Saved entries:
## begin

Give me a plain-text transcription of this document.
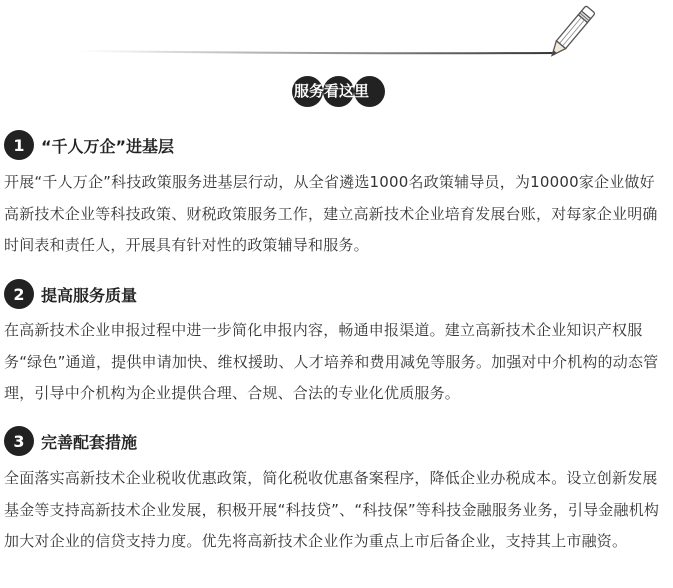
服务看这里
1	“千人万企”进基层

开展“千人万企”科技政策服务进基层行动，从全省遴选1000名政策辅导员，为10000家企业做好高新技术企业等科技政策、财税政策服务工作，建立高新技术企业培育发展台账，对每家企业明确时间表和责任人，开展具有针对性的政策辅导和服务。

2	提高服务质量

在高新技术企业申报过程中进一步简化申报内容，畅通申报渠道。建立高新技术企业知识产权服务“绿色”通道，提供申请加快、维权援助、人才培养和费用减免等服务。加强对中介机构的动态管理，引导中介机构为企业提供合理、合规、合法的专业化优质服务。

3	完善配套措施

全面落实高新技术企业税收优惠政策，简化税收优惠备案程序，降低企业办税成本。设立创新发展基金等支持高新技术企业发展，积极开展“科技贷”、“科技保”等科技金融服务业务，引导金融机构加大对企业的信贷支持力度。优先将高新技术企业作为重点上市后备企业，支持其上市融资。
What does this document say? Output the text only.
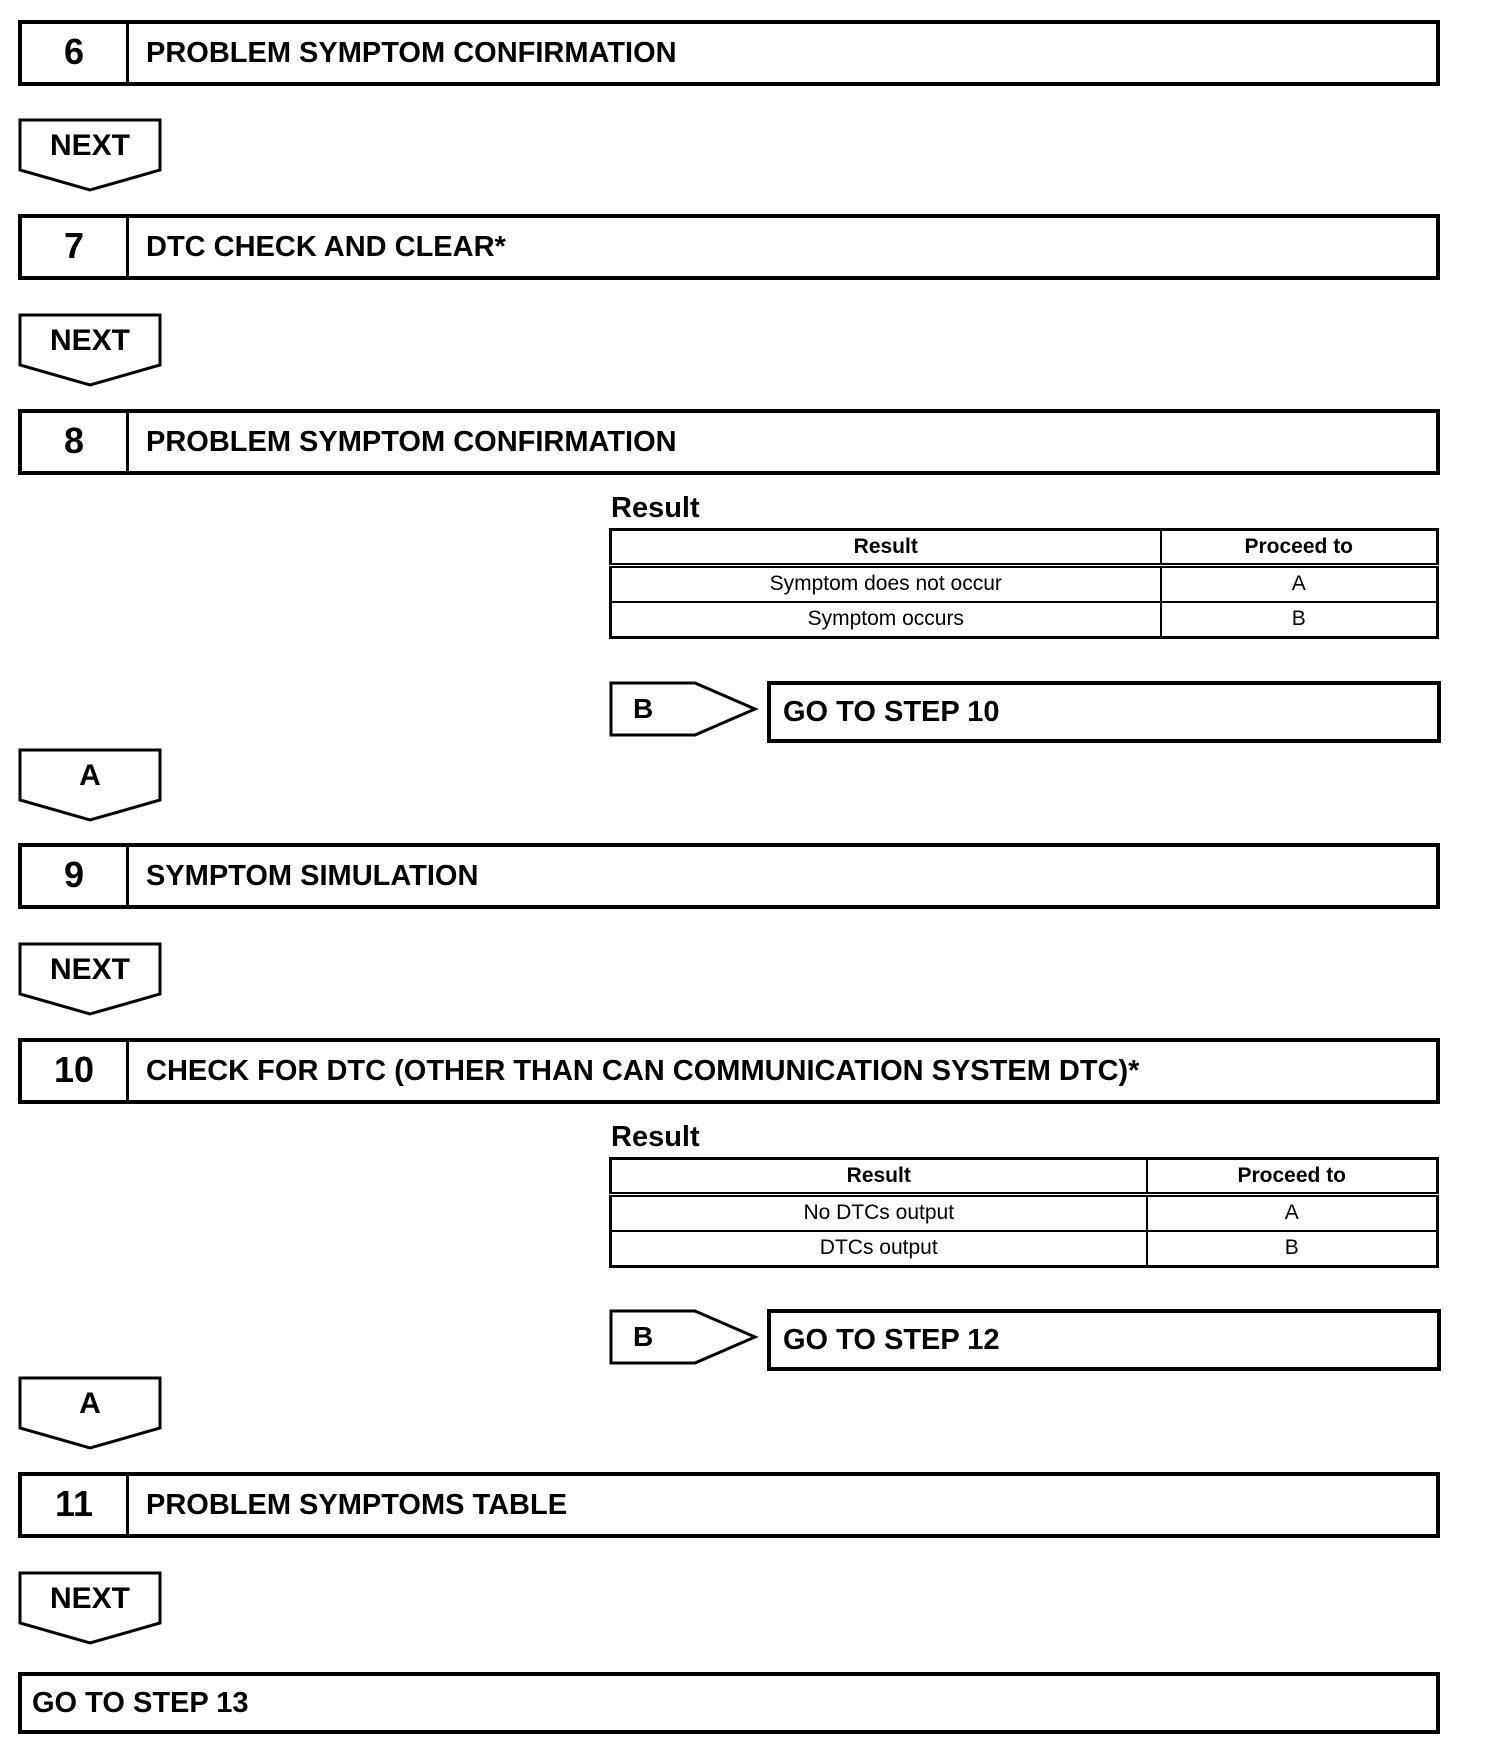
6	PROBLEM SYMPTOM CONFIRMATION
NEXT
7	DTC CHECK AND CLEAR*
NEXT
8	PROBLEM SYMPTOM CONFIRMATION
Result
Result	Proceed to
Symptom does not occur	A
Symptom occurs	B
B	GO TO STEP 10
A
9	SYMPTOM SIMULATION
NEXT
10	CHECK FOR DTC (OTHER THAN CAN COMMUNICATION SYSTEM DTC)*
Result
Result	Proceed to
No DTCs output	A
DTCs output	B
B	GO TO STEP 12
A
11	PROBLEM SYMPTOMS TABLE
NEXT
GO TO STEP 13
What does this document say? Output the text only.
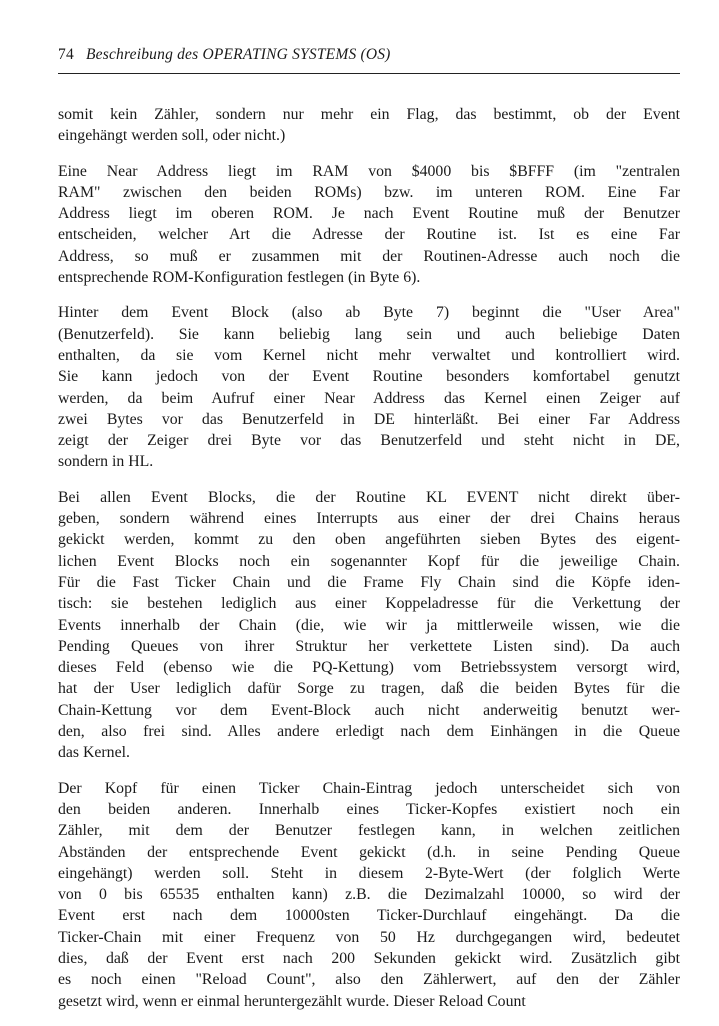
74 Beschreibung des OPERATING SYSTEMS (OS)

somit kein Zähler, sondern nur mehr ein Flag, das bestimmt, ob der Event
eingehängt werden soll, oder nicht.)

Eine Near Address liegt im RAM von $4000 bis $BFFF (im "zentralen
RAM" zwischen den beiden ROMs) bzw. im unteren ROM. Eine Far
Address liegt im oberen ROM. Je nach Event Routine muß der Benutzer
entscheiden, welcher Art die Adresse der Routine ist. Ist es eine Far
Address, so muß er zusammen mit der Routinen-Adresse auch noch die
entsprechende ROM-Konfiguration festlegen (in Byte 6).

Hinter dem Event Block (also ab Byte 7) beginnt die "User Area"
(Benutzerfeld). Sie kann beliebig lang sein und auch beliebige Daten
enthalten, da sie vom Kernel nicht mehr verwaltet und kontrolliert wird.
Sie kann jedoch von der Event Routine besonders komfortabel genutzt
werden, da beim Aufruf einer Near Address das Kernel einen Zeiger auf
zwei Bytes vor das Benutzerfeld in DE hinterläßt. Bei einer Far Address
zeigt der Zeiger drei Byte vor das Benutzerfeld und steht nicht in DE,
sondern in HL.

Bei allen Event Blocks, die der Routine KL EVENT nicht direkt über-
geben, sondern während eines Interrupts aus einer der drei Chains heraus
gekickt werden, kommt zu den oben angeführten sieben Bytes des eigent-
lichen Event Blocks noch ein sogenannter Kopf für die jeweilige Chain.
Für die Fast Ticker Chain und die Frame Fly Chain sind die Köpfe iden-
tisch: sie bestehen lediglich aus einer Koppeladresse für die Verkettung der
Events innerhalb der Chain (die, wie wir ja mittlerweile wissen, wie die
Pending Queues von ihrer Struktur her verkettete Listen sind). Da auch
dieses Feld (ebenso wie die PQ-Kettung) vom Betriebssystem versorgt wird,
hat der User lediglich dafür Sorge zu tragen, daß die beiden Bytes für die
Chain-Kettung vor dem Event-Block auch nicht anderweitig benutzt wer-
den, also frei sind. Alles andere erledigt nach dem Einhängen in die Queue
das Kernel.

Der Kopf für einen Ticker Chain-Eintrag jedoch unterscheidet sich von
den beiden anderen. Innerhalb eines Ticker-Kopfes existiert noch ein
Zähler, mit dem der Benutzer festlegen kann, in welchen zeitlichen
Abständen der entsprechende Event gekickt (d.h. in seine Pending Queue
eingehängt) werden soll. Steht in diesem 2-Byte-Wert (der folglich Werte
von 0 bis 65535 enthalten kann) z.B. die Dezimalzahl 10000, so wird der
Event erst nach dem 10000sten Ticker-Durchlauf eingehängt. Da die
Ticker-Chain mit einer Frequenz von 50 Hz durchgegangen wird, bedeutet
dies, daß der Event erst nach 200 Sekunden gekickt wird. Zusätzlich gibt
es noch einen "Reload Count", also den Zählerwert, auf den der Zähler
gesetzt wird, wenn er einmal heruntergezählt wurde. Dieser Reload Count
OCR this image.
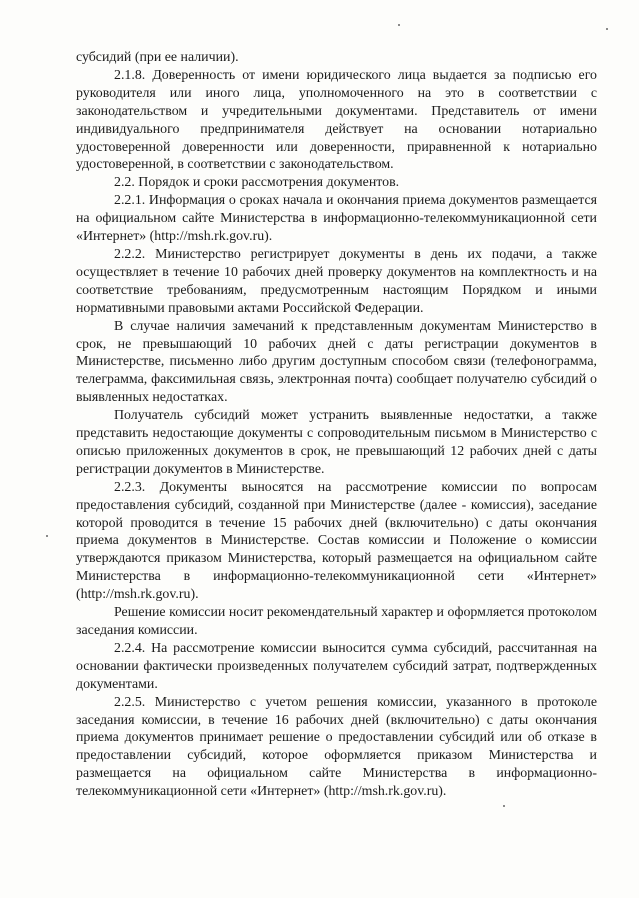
субсидий (при ее наличии).

2.1.8. Доверенность от имени юридического лица выдается за подписью его руководителя или иного лица, уполномоченного на это в соответствии с законодательством и учредительными документами. Представитель от имени индивидуального предпринимателя действует на основании нотариально удостоверенной доверенности или доверенности, приравненной к нотариально удостоверенной, в соответствии с законодательством.

2.2. Порядок и сроки рассмотрения документов.

2.2.1. Информация о сроках начала и окончания приема документов размещается на официальном сайте Министерства в информационно-телекоммуникационной сети «Интернет» (http://msh.rk.gov.ru).

2.2.2. Министерство регистрирует документы в день их подачи, а также осуществляет в течение 10 рабочих дней проверку документов на комплектность и на соответствие требованиям, предусмотренным настоящим Порядком и иными нормативными правовыми актами Российской Федерации.

В случае наличия замечаний к представленным документам Министерство в срок, не превышающий 10 рабочих дней с даты регистрации документов в Министерстве, письменно либо другим доступным способом связи (телефонограмма, телеграмма, факсимильная связь, электронная почта) сообщает получателю субсидий о выявленных недостатках.

Получатель субсидий может устранить выявленные недостатки, а также представить недостающие документы с сопроводительным письмом в Министерство с описью приложенных документов в срок, не превышающий 12 рабочих дней с даты регистрации документов в Министерстве.

2.2.3. Документы выносятся на рассмотрение комиссии по вопросам предоставления субсидий, созданной при Министерстве (далее - комиссия), заседание которой проводится в течение 15 рабочих дней (включительно) с даты окончания приема документов в Министерстве. Состав комиссии и Положение о комиссии утверждаются приказом Министерства, который размещается на официальном сайте Министерства в информационно-телекоммуникационной сети «Интернет» (http://msh.rk.gov.ru).

Решение комиссии носит рекомендательный характер и оформляется протоколом заседания комиссии.

2.2.4. На рассмотрение комиссии выносится сумма субсидий, рассчитанная на основании фактически произведенных получателем субсидий затрат, подтвержденных документами.

2.2.5. Министерство с учетом решения комиссии, указанного в протоколе заседания комиссии, в течение 16 рабочих дней (включительно) с даты окончания приема документов принимает решение о предоставлении субсидий или об отказе в предоставлении субсидий, которое оформляется приказом Министерства и размещается на официальном сайте Министерства в информационно-телекоммуникационной сети «Интернет» (http://msh.rk.gov.ru).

## end

# What the exercise asks:
Look through the entries and return every line where "entsprechende" appears.

# Solution for this task:
entsprechende ROM-Konfiguration festlegen (in Byte 6).
Abständen der entsprechende Event gekickt (d.h. in seine Pending Queue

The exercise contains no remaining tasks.